*What is asked*:
Please write the listing below out again exactly, leaving every picture behind.

[Data entries]

========================================================================

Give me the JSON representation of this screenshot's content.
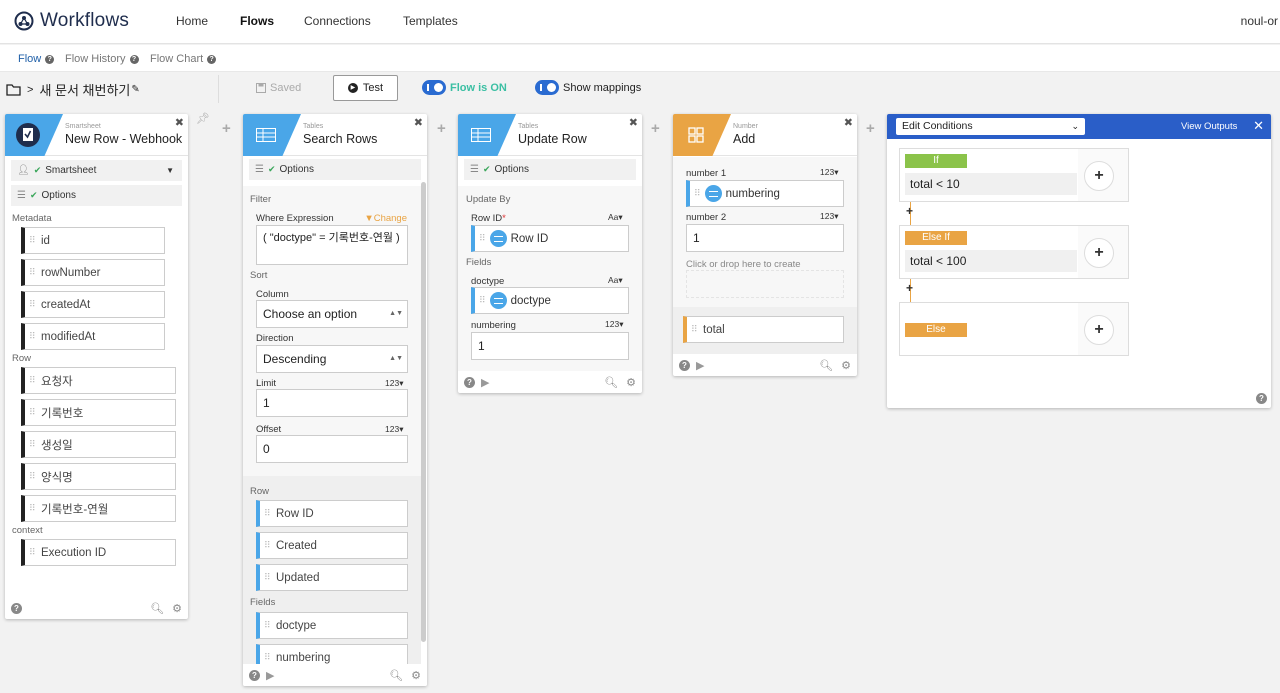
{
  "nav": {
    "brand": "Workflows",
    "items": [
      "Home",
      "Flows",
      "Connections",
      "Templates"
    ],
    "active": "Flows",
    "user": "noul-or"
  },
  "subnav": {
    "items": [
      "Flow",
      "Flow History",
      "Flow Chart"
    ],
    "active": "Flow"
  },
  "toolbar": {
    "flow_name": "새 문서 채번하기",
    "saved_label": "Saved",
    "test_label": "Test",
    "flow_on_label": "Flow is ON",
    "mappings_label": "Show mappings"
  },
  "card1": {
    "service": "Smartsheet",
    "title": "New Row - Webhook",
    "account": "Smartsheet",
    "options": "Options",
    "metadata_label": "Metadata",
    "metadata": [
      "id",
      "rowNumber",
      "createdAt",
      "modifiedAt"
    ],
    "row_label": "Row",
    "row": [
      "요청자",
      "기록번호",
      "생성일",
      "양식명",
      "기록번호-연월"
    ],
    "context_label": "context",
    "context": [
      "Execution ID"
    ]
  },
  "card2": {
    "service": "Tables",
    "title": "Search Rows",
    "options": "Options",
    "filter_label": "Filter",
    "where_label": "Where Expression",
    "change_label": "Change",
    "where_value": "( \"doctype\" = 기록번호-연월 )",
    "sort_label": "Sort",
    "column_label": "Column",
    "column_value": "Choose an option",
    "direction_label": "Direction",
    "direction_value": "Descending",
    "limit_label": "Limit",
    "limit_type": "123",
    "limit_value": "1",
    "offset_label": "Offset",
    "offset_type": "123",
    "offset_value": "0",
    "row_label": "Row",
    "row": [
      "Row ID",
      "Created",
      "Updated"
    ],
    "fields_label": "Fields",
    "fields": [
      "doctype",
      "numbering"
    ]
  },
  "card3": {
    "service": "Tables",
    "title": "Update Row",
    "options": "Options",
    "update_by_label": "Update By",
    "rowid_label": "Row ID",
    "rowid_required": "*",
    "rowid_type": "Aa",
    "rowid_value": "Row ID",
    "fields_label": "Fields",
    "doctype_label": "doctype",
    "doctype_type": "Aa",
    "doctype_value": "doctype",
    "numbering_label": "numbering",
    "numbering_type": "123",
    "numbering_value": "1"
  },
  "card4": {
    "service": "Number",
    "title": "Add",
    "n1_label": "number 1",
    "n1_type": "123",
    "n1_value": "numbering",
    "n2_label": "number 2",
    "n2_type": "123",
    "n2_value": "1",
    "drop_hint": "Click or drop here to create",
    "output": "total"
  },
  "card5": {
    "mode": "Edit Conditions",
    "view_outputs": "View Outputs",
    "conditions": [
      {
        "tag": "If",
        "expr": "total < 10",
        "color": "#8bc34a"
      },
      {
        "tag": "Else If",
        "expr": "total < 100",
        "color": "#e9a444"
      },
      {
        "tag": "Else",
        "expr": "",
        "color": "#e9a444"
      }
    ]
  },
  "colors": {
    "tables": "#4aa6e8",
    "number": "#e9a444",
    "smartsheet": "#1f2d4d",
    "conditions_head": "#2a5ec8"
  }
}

========================================================================

*Completed task*:
Give me the JSON representation of this screenshot's content.
{
  "nav": {
    "brand": "Workflows",
    "items": [
      "Home",
      "Flows",
      "Connections",
      "Templates"
    ],
    "active": "Flows",
    "user": "noul-or"
  },
  "subnav": {
    "items": [
      "Flow",
      "Flow History",
      "Flow Chart"
    ],
    "active": "Flow"
  },
  "toolbar": {
    "flow_name": "새 문서 채번하기",
    "saved_label": "Saved",
    "test_label": "Test",
    "flow_on_label": "Flow is ON",
    "mappings_label": "Show mappings"
  },
  "card1": {
    "service": "Smartsheet",
    "title": "New Row - Webhook",
    "account": "Smartsheet",
    "options": "Options",
    "metadata_label": "Metadata",
    "metadata": [
      "id",
      "rowNumber",
      "createdAt",
      "modifiedAt"
    ],
    "row_label": "Row",
    "row": [
      "요청자",
      "기록번호",
      "생성일",
      "양식명",
      "기록번호-연월"
    ],
    "context_label": "context",
    "context": [
      "Execution ID"
    ]
  },
  "card2": {
    "service": "Tables",
    "title": "Search Rows",
    "options": "Options",
    "filter_label": "Filter",
    "where_label": "Where Expression",
    "change_label": "Change",
    "where_value": "( \"doctype\" = 기록번호-연월 )",
    "sort_label": "Sort",
    "column_label": "Column",
    "column_value": "Choose an option",
    "direction_label": "Direction",
    "direction_value": "Descending",
    "limit_label": "Limit",
    "limit_type": "123",
    "limit_value": "1",
    "offset_label": "Offset",
    "offset_type": "123",
    "offset_value": "0",
    "row_label": "Row",
    "row": [
      "Row ID",
      "Created",
      "Updated"
    ],
    "fields_label": "Fields",
    "fields": [
      "doctype",
      "numbering"
    ]
  },
  "card3": {
    "service": "Tables",
    "title": "Update Row",
    "options": "Options",
    "update_by_label": "Update By",
    "rowid_label": "Row ID",
    "rowid_required": "*",
    "rowid_type": "Aa",
    "rowid_value": "Row ID",
    "fields_label": "Fields",
    "doctype_label": "doctype",
    "doctype_type": "Aa",
    "doctype_value": "doctype",
    "numbering_label": "numbering",
    "numbering_type": "123",
    "numbering_value": "1"
  },
  "card4": {
    "service": "Number",
    "title": "Add",
    "n1_label": "number 1",
    "n1_type": "123",
    "n1_value": "numbering",
    "n2_label": "number 2",
    "n2_type": "123",
    "n2_value": "1",
    "drop_hint": "Click or drop here to create",
    "output": "total"
  },
  "card5": {
    "mode": "Edit Conditions",
    "view_outputs": "View Outputs",
    "conditions": [
      {
        "tag": "If",
        "expr": "total < 10",
        "color": "#8bc34a"
      },
      {
        "tag": "Else If",
        "expr": "total < 100",
        "color": "#e9a444"
      },
      {
        "tag": "Else",
        "expr": "",
        "color": "#e9a444"
      }
    ]
  },
  "colors": {
    "tables": "#4aa6e8",
    "number": "#e9a444",
    "smartsheet": "#1f2d4d",
    "conditions_head": "#2a5ec8"
  }
}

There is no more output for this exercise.